Task brief |
Copy every line of the listing below word for word, leaving out the pictures.

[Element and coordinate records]
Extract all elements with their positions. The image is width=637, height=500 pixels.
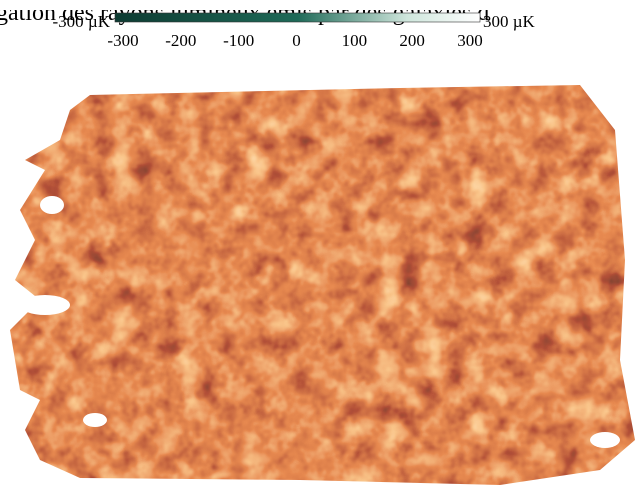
mask-hole [20, 295, 70, 315]
colorbar-tick-label: -300 [107, 31, 138, 50]
colorbar-ticks: -300 -200 -100 0 100 200 300 [107, 31, 482, 50]
page: gation des rayons lumineux émis par des … [0, 0, 637, 500]
mask-hole [40, 196, 64, 214]
colorbar-tick-label: 300 [457, 31, 483, 50]
colorbar-tick-label: 0 [292, 31, 301, 50]
colorbar-min-label: -300 µK [53, 12, 111, 31]
mask-hole [590, 432, 620, 448]
colorbar-tick-label: -200 [165, 31, 196, 50]
colorbar-max-label: 300 µK [483, 12, 536, 31]
colorbar-tick-label: 200 [399, 31, 425, 50]
colorbar [115, 13, 480, 22]
figure: gation des rayons lumineux émis par des … [0, 0, 637, 500]
sky-texture [0, 80, 637, 490]
colorbar-tick-label: -100 [223, 31, 254, 50]
sky-map [0, 80, 637, 490]
caption-mask [0, 0, 637, 10]
colorbar-tick-label: 100 [342, 31, 368, 50]
mask-hole [83, 413, 107, 427]
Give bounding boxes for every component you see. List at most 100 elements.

Correct result |
Extract all elements with their positions. The image is width=637, height=500 pixels.
mask-hole [20, 295, 70, 315]
colorbar-tick-label: -300 [107, 31, 138, 50]
colorbar-ticks: -300 -200 -100 0 100 200 300 [107, 31, 482, 50]
page: gation des rayons lumineux émis par des … [0, 0, 637, 500]
mask-hole [40, 196, 64, 214]
colorbar-tick-label: 300 [457, 31, 483, 50]
colorbar-tick-label: 0 [292, 31, 301, 50]
colorbar-min-label: -300 µK [53, 12, 111, 31]
mask-hole [590, 432, 620, 448]
colorbar-tick-label: -200 [165, 31, 196, 50]
colorbar-max-label: 300 µK [483, 12, 536, 31]
colorbar-tick-label: 200 [399, 31, 425, 50]
colorbar [115, 13, 480, 22]
figure: gation des rayons lumineux émis par des … [0, 0, 637, 500]
sky-texture [0, 80, 637, 490]
colorbar-tick-label: -100 [223, 31, 254, 50]
sky-map [0, 80, 637, 490]
caption-mask [0, 0, 637, 10]
colorbar-tick-label: 100 [342, 31, 368, 50]
mask-hole [83, 413, 107, 427]
Give bounding boxes for every component you see. List at most 100 elements.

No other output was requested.